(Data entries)
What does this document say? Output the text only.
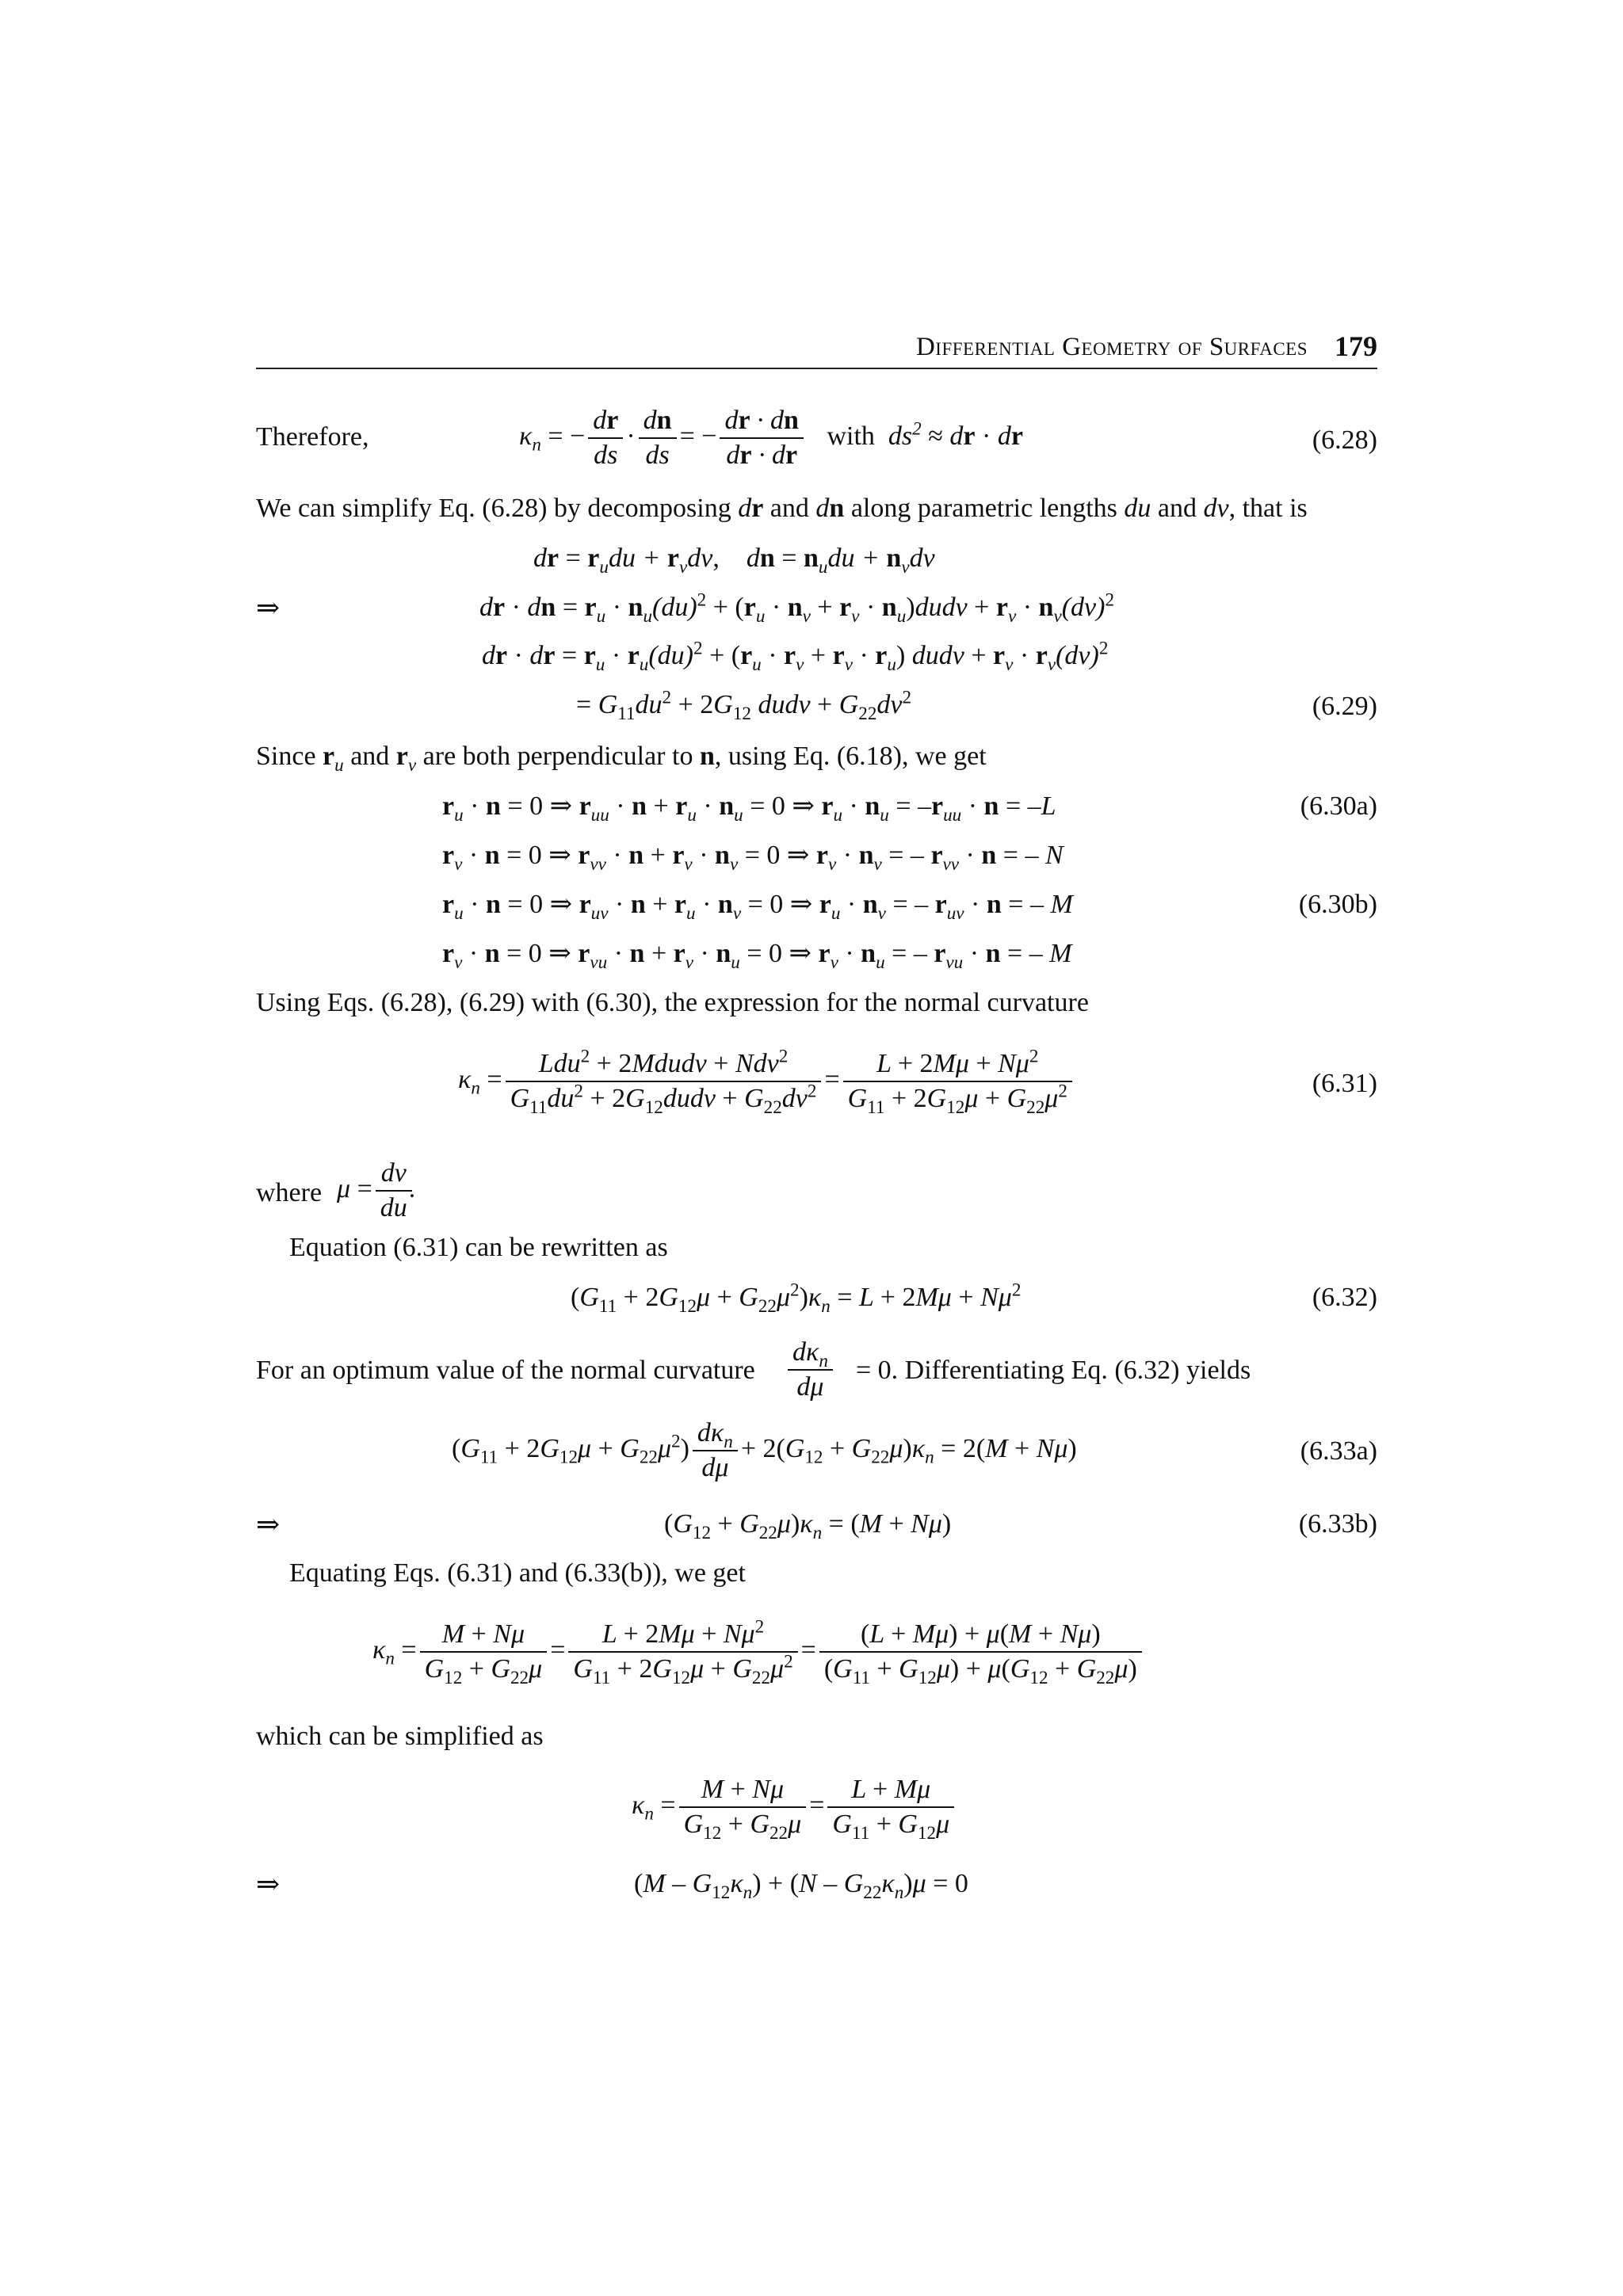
Differential Geometry of Surfaces 179
Therefore,	$\kappa_n$ = − $\frac{dr}{ds} \cdot \frac{dn}{ds}$ = − $\frac{dr \cdot dn}{dr \cdot dr}$ with  $ds^2$ ≈ dr · dr	(6.28)
We can simplify Eq. (6.28) by decomposing dr and dn along parametric lengths du and dv, that is
dr = $r_udu + r_vdv$,    dn = $n_udu + n_vdv$
⇒	dr · dn = $r_u \cdot n_u(du)^2 + (r_u \cdot n_v + r_v$ · $n_u)dudv + r_v \cdot n_v(dv)^2$
dr · dr = $r_u \cdot r_u(du)^2 + (r_u \cdot r_v + r_v \cdot r_u)$ dudv + $r_v \cdot r_v(dv)^2$
= $G_{11}du^2 + 2G_{12}$ dudv + $G_{22}dv^2$	(6.29)
Since $r_u$ and $r_v$ are both perpendicular to n, using Eq. (6.18), we get
$r_u \cdot n = 0$ ⇒ $r_{uu} \cdot n + r_u \cdot n_u = 0$ ⇒ $r_u \cdot n_u = -r_{uu} \cdot n = -L$	(6.30a)
$r_v \cdot n = 0$ ⇒ $r_{vv} \cdot n + r_v \cdot n_v = 0$ ⇒ $r_v \cdot n_v$ = – $r_{vv} \cdot n$ = – N
$r_u \cdot n = 0$ ⇒ $r_{uv} \cdot n + r_u \cdot n_v = 0$ ⇒ $r_u \cdot n_v$ = – $r_{uv} \cdot n$ = – M	(6.30b)
$r_v \cdot n = 0$ ⇒ $r_{vu} \cdot n + r_v \cdot n_u = 0$ ⇒ $r_v \cdot n_u$ = – $r_{vu} \cdot n$ = – M
Using Eqs. (6.28), (6.29) with (6.30), the expression for the normal curvature
$\kappa_n = \frac{Ldu^2 + 2Mdudv + Ndv^2}{G_{11}du^2 + 2G_{12}dudv + G_{22}dv^2} = \frac{L + 2M\mu + N\mu^2}{G_{11} + 2G_{12}\mu + G_{22}\mu^2}$	(6.31)
where $\mu = \frac{dv}{du}$
.
Equation (6.31) can be rewritten as
$(G_{11} + 2G_{12}\mu + G_{22}\mu^2)\kappa_n = L + 2M\mu + N\mu^2$	(6.32)
For an optimum value of the normal curvature $\frac{d\kappa_n}{d\mu} = 0$. Differentiating Eq. (6.32) yields
$(G_{11} + 2G_{12}\mu + G_{22}\mu^2) \frac{d\kappa_n}{d\mu} + 2(G_{12} + G_{22}\mu)\kappa_n = 2(M + N\mu)$	(6.33a)
⇒	$(G_{12} + G_{22}\mu)\kappa_n = (M + N\mu)$	(6.33b)
Equating Eqs. (6.31) and (6.33(b)), we get
$\kappa_n = \frac{M + N\mu}{G_{12} + G_{22}\mu} = \frac{L + 2M\mu + N\mu^2}{G_{11} + 2G_{12}\mu + G_{22}\mu^2} = \frac{(L + M\mu) + \mu(M + N\mu)}{(G_{11} + G_{12}\mu) + \mu(G_{12} + G_{22}\mu)}$
which can be simplified as
$\kappa_n = \frac{M + N\mu}{G_{12} + G_{22}\mu} = \frac{L + M\mu}{G_{11} + G_{12}\mu}$
⇒	$(M - G_{12}\kappa_n) + (N - G_{22}\kappa_n)\mu = 0$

* [Your goal] Copy each line of the listing that includes "normal".

* [Reply]
Using Eqs. (6.28), (6.29) with (6.30), the expression for the normal curvature
For an optimum value of the normal curvature $\frac{d\kappa_n}{d\mu} = 0$. Differentiating Eq. (6.32) yields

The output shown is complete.